## GIVEN DATA
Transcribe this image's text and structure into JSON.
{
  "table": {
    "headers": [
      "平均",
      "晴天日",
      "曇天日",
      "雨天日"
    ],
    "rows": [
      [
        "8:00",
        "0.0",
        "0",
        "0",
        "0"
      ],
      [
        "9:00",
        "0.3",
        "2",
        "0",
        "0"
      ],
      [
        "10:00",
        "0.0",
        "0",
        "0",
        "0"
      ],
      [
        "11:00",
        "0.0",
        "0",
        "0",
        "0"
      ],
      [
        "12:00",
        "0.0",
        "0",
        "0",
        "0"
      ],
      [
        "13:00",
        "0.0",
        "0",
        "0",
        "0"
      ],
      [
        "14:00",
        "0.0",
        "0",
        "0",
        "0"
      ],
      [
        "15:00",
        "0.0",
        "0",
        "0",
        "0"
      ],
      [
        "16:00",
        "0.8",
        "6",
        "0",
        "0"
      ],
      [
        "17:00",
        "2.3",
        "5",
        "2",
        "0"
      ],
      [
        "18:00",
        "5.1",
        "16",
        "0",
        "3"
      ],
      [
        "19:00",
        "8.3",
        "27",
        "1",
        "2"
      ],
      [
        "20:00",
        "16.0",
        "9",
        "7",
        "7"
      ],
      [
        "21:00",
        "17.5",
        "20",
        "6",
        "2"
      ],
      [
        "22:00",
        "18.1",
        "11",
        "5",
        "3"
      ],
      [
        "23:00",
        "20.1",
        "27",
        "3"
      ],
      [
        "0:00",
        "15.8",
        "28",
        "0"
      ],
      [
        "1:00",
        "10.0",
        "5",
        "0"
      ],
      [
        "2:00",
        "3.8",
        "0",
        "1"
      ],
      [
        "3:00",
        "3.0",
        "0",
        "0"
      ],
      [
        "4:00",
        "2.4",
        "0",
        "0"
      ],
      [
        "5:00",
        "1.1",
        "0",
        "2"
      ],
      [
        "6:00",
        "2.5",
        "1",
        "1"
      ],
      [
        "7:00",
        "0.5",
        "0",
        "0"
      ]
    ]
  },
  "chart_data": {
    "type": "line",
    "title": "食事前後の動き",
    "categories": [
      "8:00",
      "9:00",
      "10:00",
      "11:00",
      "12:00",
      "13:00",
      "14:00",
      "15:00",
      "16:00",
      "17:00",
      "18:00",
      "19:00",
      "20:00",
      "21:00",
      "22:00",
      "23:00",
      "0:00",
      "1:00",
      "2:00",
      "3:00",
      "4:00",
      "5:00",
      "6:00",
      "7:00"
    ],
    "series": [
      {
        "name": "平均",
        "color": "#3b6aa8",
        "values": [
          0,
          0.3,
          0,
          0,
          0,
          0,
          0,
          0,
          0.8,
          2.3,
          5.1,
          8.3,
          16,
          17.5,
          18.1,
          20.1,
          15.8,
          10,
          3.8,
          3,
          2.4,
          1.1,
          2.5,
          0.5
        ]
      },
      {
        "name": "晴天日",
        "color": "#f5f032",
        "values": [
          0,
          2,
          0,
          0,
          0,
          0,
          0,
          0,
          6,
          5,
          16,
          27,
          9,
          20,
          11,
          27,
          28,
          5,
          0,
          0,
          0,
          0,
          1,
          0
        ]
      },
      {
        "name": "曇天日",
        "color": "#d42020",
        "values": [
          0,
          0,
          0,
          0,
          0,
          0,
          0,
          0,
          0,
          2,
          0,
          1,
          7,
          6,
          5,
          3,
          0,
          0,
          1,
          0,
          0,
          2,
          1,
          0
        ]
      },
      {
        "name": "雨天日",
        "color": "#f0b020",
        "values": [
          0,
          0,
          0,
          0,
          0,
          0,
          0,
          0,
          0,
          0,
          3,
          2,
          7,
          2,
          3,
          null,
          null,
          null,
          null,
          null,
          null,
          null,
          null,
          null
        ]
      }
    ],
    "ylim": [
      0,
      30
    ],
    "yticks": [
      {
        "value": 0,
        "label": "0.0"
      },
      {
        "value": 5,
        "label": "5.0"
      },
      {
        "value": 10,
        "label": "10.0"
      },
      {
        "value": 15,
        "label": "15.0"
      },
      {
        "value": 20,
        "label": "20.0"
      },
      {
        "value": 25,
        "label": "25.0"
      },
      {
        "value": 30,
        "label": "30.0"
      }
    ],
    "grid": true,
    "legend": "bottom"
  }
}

## EXERCISE PROMPT
Check each line of these records for the string "color" and state only how many lines have it.

## TASK SOLUTION
4